GIVEN TASK => Extract each line of the data below exactly as written.

=== TASK INPUTS ===

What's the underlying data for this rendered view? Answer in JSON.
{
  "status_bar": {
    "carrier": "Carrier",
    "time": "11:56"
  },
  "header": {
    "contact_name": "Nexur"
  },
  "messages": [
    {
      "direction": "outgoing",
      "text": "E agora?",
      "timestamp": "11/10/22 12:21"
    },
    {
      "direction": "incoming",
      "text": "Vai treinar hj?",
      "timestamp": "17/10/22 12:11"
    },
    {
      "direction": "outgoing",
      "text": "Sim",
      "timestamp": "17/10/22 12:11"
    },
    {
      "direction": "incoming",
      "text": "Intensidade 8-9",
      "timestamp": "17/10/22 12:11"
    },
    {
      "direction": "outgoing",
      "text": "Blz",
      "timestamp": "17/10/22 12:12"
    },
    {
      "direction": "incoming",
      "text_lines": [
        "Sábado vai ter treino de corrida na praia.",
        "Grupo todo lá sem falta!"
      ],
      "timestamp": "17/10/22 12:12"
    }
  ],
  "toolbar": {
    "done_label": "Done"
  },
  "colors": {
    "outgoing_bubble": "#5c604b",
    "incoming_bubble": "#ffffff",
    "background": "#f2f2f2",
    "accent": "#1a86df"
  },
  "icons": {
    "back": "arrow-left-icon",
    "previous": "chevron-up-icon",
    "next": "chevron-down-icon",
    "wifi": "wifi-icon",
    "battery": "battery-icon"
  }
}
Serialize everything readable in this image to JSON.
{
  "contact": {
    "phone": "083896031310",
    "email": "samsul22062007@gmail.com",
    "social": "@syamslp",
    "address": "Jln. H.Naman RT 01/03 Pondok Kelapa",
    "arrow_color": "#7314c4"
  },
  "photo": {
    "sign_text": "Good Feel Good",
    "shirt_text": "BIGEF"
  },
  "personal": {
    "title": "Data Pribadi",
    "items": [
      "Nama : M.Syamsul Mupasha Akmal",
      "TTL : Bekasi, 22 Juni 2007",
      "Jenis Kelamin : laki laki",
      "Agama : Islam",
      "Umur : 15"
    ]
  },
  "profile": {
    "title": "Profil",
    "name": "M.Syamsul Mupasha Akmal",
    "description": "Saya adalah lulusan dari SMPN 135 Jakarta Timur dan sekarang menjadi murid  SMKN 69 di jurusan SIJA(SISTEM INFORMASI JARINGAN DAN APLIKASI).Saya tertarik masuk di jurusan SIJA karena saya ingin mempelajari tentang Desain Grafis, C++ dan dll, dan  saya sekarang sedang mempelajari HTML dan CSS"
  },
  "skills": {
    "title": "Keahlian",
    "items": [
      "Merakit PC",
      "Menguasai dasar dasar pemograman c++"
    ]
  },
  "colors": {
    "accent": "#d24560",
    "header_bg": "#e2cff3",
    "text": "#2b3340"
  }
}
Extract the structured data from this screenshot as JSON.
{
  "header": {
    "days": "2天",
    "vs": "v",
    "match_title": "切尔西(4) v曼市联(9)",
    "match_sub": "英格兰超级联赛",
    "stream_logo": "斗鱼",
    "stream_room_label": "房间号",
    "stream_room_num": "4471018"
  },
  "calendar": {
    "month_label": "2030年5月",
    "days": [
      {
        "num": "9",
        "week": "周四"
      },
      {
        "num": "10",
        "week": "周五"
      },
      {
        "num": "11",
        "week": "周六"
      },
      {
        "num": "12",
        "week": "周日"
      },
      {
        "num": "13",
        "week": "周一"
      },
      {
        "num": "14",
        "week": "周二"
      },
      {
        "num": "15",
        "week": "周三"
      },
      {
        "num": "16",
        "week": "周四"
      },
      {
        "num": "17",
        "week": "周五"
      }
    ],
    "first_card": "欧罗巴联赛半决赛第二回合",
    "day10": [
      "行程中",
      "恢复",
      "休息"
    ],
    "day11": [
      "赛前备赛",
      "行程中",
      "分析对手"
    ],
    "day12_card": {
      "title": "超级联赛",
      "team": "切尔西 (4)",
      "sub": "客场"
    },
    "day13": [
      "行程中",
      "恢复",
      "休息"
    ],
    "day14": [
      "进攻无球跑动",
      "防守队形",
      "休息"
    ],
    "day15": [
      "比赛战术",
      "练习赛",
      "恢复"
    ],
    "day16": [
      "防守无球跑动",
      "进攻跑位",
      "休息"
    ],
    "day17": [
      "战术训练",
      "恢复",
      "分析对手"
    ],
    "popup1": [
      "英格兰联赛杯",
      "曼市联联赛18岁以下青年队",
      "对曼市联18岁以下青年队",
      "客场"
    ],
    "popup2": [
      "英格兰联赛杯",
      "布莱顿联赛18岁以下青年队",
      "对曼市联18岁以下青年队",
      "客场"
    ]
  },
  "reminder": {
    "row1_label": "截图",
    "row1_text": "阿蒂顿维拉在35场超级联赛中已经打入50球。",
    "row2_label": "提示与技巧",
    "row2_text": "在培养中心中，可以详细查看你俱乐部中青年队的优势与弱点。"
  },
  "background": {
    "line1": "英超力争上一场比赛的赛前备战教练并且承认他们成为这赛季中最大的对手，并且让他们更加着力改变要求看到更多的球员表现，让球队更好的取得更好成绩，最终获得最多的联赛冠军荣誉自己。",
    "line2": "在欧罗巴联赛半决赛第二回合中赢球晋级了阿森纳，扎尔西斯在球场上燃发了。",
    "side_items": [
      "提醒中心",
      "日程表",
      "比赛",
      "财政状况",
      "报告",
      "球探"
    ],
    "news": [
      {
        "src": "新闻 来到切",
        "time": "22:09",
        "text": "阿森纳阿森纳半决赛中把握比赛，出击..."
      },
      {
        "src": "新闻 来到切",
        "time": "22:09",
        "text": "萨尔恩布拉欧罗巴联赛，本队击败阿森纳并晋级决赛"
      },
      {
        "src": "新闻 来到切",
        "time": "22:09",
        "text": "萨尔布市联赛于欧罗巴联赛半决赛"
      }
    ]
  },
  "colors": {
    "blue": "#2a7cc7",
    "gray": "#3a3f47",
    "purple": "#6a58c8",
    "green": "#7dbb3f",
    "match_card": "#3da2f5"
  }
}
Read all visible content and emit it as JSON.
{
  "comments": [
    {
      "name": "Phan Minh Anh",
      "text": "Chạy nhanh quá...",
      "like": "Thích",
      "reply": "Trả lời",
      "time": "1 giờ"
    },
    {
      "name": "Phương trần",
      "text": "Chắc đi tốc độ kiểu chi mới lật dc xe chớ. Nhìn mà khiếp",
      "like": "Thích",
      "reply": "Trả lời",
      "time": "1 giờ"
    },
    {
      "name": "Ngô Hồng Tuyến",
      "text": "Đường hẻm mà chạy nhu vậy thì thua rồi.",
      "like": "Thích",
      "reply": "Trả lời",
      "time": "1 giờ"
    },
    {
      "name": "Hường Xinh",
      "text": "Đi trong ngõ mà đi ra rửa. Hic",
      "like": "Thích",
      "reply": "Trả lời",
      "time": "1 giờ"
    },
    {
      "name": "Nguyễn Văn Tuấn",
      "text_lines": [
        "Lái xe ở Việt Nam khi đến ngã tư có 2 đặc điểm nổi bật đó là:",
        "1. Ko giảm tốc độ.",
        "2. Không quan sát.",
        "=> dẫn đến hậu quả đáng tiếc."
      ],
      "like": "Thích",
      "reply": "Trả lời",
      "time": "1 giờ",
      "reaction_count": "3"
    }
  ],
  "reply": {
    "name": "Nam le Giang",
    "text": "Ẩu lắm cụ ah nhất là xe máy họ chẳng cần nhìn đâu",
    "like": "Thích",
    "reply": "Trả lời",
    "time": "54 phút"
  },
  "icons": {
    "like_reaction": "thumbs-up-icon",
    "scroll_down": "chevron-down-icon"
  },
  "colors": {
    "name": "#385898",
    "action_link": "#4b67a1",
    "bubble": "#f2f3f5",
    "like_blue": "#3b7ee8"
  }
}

===

FINAL RESULT =>
What's the underlying data for this rendered view? Answer in JSON.
{
  "status_bar": {
    "carrier": "Carrier",
    "time": "11:56"
  },
  "header": {
    "contact_name": "Nexur"
  },
  "messages": [
    {
      "direction": "outgoing",
      "text": "E agora?",
      "timestamp": "11/10/22 12:21"
    },
    {
      "direction": "incoming",
      "text": "Vai treinar hj?",
      "timestamp": "17/10/22 12:11"
    },
    {
      "direction": "outgoing",
      "text": "Sim",
      "timestamp": "17/10/22 12:11"
    },
    {
      "direction": "incoming",
      "text": "Intensidade 8-9",
      "timestamp": "17/10/22 12:11"
    },
    {
      "direction": "outgoing",
      "text": "Blz",
      "timestamp": "17/10/22 12:12"
    },
    {
      "direction": "incoming",
      "text_lines": [
        "Sábado vai ter treino de corrida na praia.",
        "Grupo todo lá sem falta!"
      ],
      "timestamp": "17/10/22 12:12"
    }
  ],
  "toolbar": {
    "done_label": "Done"
  },
  "colors": {
    "outgoing_bubble": "#5c604b",
    "incoming_bubble": "#ffffff",
    "background": "#f2f2f2",
    "accent": "#1a86df"
  },
  "icons": {
    "back": "arrow-left-icon",
    "previous": "chevron-up-icon",
    "next": "chevron-down-icon",
    "wifi": "wifi-icon",
    "battery": "battery-icon"
  }
}
Serialize everything readable in this image to JSON.
{
  "contact": {
    "phone": "083896031310",
    "email": "samsul22062007@gmail.com",
    "social": "@syamslp",
    "address": "Jln. H.Naman RT 01/03 Pondok Kelapa",
    "arrow_color": "#7314c4"
  },
  "photo": {
    "sign_text": "Good Feel Good",
    "shirt_text": "BIGEF"
  },
  "personal": {
    "title": "Data Pribadi",
    "items": [
      "Nama : M.Syamsul Mupasha Akmal",
      "TTL : Bekasi, 22 Juni 2007",
      "Jenis Kelamin : laki laki",
      "Agama : Islam",
      "Umur : 15"
    ]
  },
  "profile": {
    "title": "Profil",
    "name": "M.Syamsul Mupasha Akmal",
    "description": "Saya adalah lulusan dari SMPN 135 Jakarta Timur dan sekarang menjadi murid  SMKN 69 di jurusan SIJA(SISTEM INFORMASI JARINGAN DAN APLIKASI).Saya tertarik masuk di jurusan SIJA karena saya ingin mempelajari tentang Desain Grafis, C++ dan dll, dan  saya sekarang sedang mempelajari HTML dan CSS"
  },
  "skills": {
    "title": "Keahlian",
    "items": [
      "Merakit PC",
      "Menguasai dasar dasar pemograman c++"
    ]
  },
  "colors": {
    "accent": "#d24560",
    "header_bg": "#e2cff3",
    "text": "#2b3340"
  }
}
Extract the structured data from this screenshot as JSON.
{
  "header": {
    "days": "2天",
    "vs": "v",
    "match_title": "切尔西(4) v曼市联(9)",
    "match_sub": "英格兰超级联赛",
    "stream_logo": "斗鱼",
    "stream_room_label": "房间号",
    "stream_room_num": "4471018"
  },
  "calendar": {
    "month_label": "2030年5月",
    "days": [
      {
        "num": "9",
        "week": "周四"
      },
      {
        "num": "10",
        "week": "周五"
      },
      {
        "num": "11",
        "week": "周六"
      },
      {
        "num": "12",
        "week": "周日"
      },
      {
        "num": "13",
        "week": "周一"
      },
      {
        "num": "14",
        "week": "周二"
      },
      {
        "num": "15",
        "week": "周三"
      },
      {
        "num": "16",
        "week": "周四"
      },
      {
        "num": "17",
        "week": "周五"
      }
    ],
    "first_card": "欧罗巴联赛半决赛第二回合",
    "day10": [
      "行程中",
      "恢复",
      "休息"
    ],
    "day11": [
      "赛前备赛",
      "行程中",
      "分析对手"
    ],
    "day12_card": {
      "title": "超级联赛",
      "team": "切尔西 (4)",
      "sub": "客场"
    },
    "day13": [
      "行程中",
      "恢复",
      "休息"
    ],
    "day14": [
      "进攻无球跑动",
      "防守队形",
      "休息"
    ],
    "day15": [
      "比赛战术",
      "练习赛",
      "恢复"
    ],
    "day16": [
      "防守无球跑动",
      "进攻跑位",
      "休息"
    ],
    "day17": [
      "战术训练",
      "恢复",
      "分析对手"
    ],
    "popup1": [
      "英格兰联赛杯",
      "曼市联联赛18岁以下青年队",
      "对曼市联18岁以下青年队",
      "客场"
    ],
    "popup2": [
      "英格兰联赛杯",
      "布莱顿联赛18岁以下青年队",
      "对曼市联18岁以下青年队",
      "客场"
    ]
  },
  "reminder": {
    "row1_label": "截图",
    "row1_text": "阿蒂顿维拉在35场超级联赛中已经打入50球。",
    "row2_label": "提示与技巧",
    "row2_text": "在培养中心中，可以详细查看你俱乐部中青年队的优势与弱点。"
  },
  "background": {
    "line1": "英超力争上一场比赛的赛前备战教练并且承认他们成为这赛季中最大的对手，并且让他们更加着力改变要求看到更多的球员表现，让球队更好的取得更好成绩，最终获得最多的联赛冠军荣誉自己。",
    "line2": "在欧罗巴联赛半决赛第二回合中赢球晋级了阿森纳，扎尔西斯在球场上燃发了。",
    "side_items": [
      "提醒中心",
      "日程表",
      "比赛",
      "财政状况",
      "报告",
      "球探"
    ],
    "news": [
      {
        "src": "新闻 来到切",
        "time": "22:09",
        "text": "阿森纳阿森纳半决赛中把握比赛，出击..."
      },
      {
        "src": "新闻 来到切",
        "time": "22:09",
        "text": "萨尔恩布拉欧罗巴联赛，本队击败阿森纳并晋级决赛"
      },
      {
        "src": "新闻 来到切",
        "time": "22:09",
        "text": "萨尔布市联赛于欧罗巴联赛半决赛"
      }
    ]
  },
  "colors": {
    "blue": "#2a7cc7",
    "gray": "#3a3f47",
    "purple": "#6a58c8",
    "green": "#7dbb3f",
    "match_card": "#3da2f5"
  }
}
Read all visible content and emit it as JSON.
{
  "comments": [
    {
      "name": "Phan Minh Anh",
      "text": "Chạy nhanh quá...",
      "like": "Thích",
      "reply": "Trả lời",
      "time": "1 giờ"
    },
    {
      "name": "Phương trần",
      "text": "Chắc đi tốc độ kiểu chi mới lật dc xe chớ. Nhìn mà khiếp",
      "like": "Thích",
      "reply": "Trả lời",
      "time": "1 giờ"
    },
    {
      "name": "Ngô Hồng Tuyến",
      "text": "Đường hẻm mà chạy nhu vậy thì thua rồi.",
      "like": "Thích",
      "reply": "Trả lời",
      "time": "1 giờ"
    },
    {
      "name": "Hường Xinh",
      "text": "Đi trong ngõ mà đi ra rửa. Hic",
      "like": "Thích",
      "reply": "Trả lời",
      "time": "1 giờ"
    },
    {
      "name": "Nguyễn Văn Tuấn",
      "text_lines": [
        "Lái xe ở Việt Nam khi đến ngã tư có 2 đặc điểm nổi bật đó là:",
        "1. Ko giảm tốc độ.",
        "2. Không quan sát.",
        "=> dẫn đến hậu quả đáng tiếc."
      ],
      "like": "Thích",
      "reply": "Trả lời",
      "time": "1 giờ",
      "reaction_count": "3"
    }
  ],
  "reply": {
    "name": "Nam le Giang",
    "text": "Ẩu lắm cụ ah nhất là xe máy họ chẳng cần nhìn đâu",
    "like": "Thích",
    "reply": "Trả lời",
    "time": "54 phút"
  },
  "icons": {
    "like_reaction": "thumbs-up-icon",
    "scroll_down": "chevron-down-icon"
  },
  "colors": {
    "name": "#385898",
    "action_link": "#4b67a1",
    "bubble": "#f2f3f5",
    "like_blue": "#3b7ee8"
  }
}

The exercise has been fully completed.